◆ **DOCUMENT EXTRACT**
[start]

He is not alone. Many children who are now old men and women were fathered and left behind in Zimbabwe by Zambian immigrants after the completion of the Kariba Dam project. The sad story of Mr. Akande is just one of the many untold tales of Zambian descendants who can not trace their roots in Zambia.
HOW DID IT ALL START?
According to one of the oldest residents of Kariba town, Mr. Richard Siapundu, the Mahombekombe blocks were meant for men only and they were not expected to bring-in their wives and families because of their sizes. However, today, big families of five to eight occupy these same single rooms.
”People from different countries shared the Africa blocks. Most of these blocks were built by the companies that were operating that time for their workers. Any visitor in Kariba had to inform the compound officer and state the days they will be around,” he said.
”A certain white boss named Pearson, discovered that during month end, workers were missing work, because they would visit their wives back home. So to stop that, he came up with an idea. Every month end he would bring bus loads full of prostitutes from Karoi for the workers. So most of these people you find with Zambian names here, are children of prostitutes that were impregnated by Zambian men who were employed here during the construction of the damwall,” he said.
”People got all sorts of entertainment they could go fishing, traditional games and soccer. The children born out of wedlock attended Mahombekombe Primary and by that time it was called Kariba Africa school.
As to when and whether they will ever trace their relatives in Zambia, this still remains God’s heavily guarded secret.

[end]

◆ **Records from a dataset**
[start]

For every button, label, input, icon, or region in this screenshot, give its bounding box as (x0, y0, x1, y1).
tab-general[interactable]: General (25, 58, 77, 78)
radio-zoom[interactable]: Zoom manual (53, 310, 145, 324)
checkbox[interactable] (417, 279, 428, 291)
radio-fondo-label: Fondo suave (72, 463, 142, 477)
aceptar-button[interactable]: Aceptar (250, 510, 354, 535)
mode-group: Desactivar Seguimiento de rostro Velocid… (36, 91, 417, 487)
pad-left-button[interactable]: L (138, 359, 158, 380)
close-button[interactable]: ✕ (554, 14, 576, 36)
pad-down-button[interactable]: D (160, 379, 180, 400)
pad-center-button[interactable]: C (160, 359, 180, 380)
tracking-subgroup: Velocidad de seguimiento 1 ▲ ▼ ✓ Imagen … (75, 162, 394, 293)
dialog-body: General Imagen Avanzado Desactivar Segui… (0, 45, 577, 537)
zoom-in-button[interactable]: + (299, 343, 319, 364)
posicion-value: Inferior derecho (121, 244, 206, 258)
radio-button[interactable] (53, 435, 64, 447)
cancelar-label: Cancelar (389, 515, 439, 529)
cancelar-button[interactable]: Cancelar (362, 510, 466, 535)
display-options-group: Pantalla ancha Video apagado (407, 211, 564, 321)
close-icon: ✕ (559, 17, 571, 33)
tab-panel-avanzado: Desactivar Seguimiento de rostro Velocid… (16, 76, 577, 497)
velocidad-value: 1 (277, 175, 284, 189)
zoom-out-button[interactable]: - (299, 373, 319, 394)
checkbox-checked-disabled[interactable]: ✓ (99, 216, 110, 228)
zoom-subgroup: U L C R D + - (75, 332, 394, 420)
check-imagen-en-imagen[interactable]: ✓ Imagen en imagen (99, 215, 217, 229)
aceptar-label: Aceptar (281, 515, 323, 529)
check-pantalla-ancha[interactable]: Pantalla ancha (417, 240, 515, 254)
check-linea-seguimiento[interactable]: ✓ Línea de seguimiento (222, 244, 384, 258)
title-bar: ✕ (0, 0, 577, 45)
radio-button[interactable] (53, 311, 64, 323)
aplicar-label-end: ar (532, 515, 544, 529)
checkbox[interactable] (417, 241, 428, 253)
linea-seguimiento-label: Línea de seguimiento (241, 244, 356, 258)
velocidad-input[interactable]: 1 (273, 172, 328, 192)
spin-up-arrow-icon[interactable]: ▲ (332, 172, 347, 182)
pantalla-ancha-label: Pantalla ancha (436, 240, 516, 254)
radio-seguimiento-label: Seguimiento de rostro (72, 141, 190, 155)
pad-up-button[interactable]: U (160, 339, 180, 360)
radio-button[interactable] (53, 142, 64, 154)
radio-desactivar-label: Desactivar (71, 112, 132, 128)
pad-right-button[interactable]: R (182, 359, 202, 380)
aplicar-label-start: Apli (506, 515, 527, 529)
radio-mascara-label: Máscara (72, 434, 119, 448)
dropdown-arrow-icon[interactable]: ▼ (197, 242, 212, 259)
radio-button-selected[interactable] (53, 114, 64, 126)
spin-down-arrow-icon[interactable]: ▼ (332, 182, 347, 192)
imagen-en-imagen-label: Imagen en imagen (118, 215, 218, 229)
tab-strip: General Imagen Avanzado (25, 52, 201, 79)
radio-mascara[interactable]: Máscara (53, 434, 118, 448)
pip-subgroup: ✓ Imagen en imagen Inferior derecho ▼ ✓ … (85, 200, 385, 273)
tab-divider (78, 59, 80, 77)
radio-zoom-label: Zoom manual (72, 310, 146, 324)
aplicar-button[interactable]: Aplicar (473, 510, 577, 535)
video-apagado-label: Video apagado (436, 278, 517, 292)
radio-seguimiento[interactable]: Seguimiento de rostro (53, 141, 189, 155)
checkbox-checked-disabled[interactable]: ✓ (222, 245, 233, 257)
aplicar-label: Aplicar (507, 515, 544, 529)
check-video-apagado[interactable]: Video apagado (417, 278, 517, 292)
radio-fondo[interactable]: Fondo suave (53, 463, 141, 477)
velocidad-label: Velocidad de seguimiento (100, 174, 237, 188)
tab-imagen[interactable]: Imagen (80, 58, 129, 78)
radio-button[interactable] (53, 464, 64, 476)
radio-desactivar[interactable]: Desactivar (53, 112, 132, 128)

[end]

◆ **REQUIRED WORK**
Please write out the passage about Kariba word for word, starting with "He is not alone." and going on through "same single rooms.".

◆ **TASK ANSWER**
He is not alone. Many children who are now old men and women were fathered and left behind in Zimbabwe by Zambian immigrants after the completion of the Kariba Dam project. The sad story of Mr. Akande is just one of the many untold tales of Zambian descendants who can not trace their roots in Zambia.
HOW DID IT ALL START?
According to one of the oldest residents of Kariba town, Mr. Richard Siapundu, the Mahombekombe blocks were meant for men only and they were not expected to bring-in their wives and families because of their sizes. However, today, big families of five to eight occupy these same single rooms.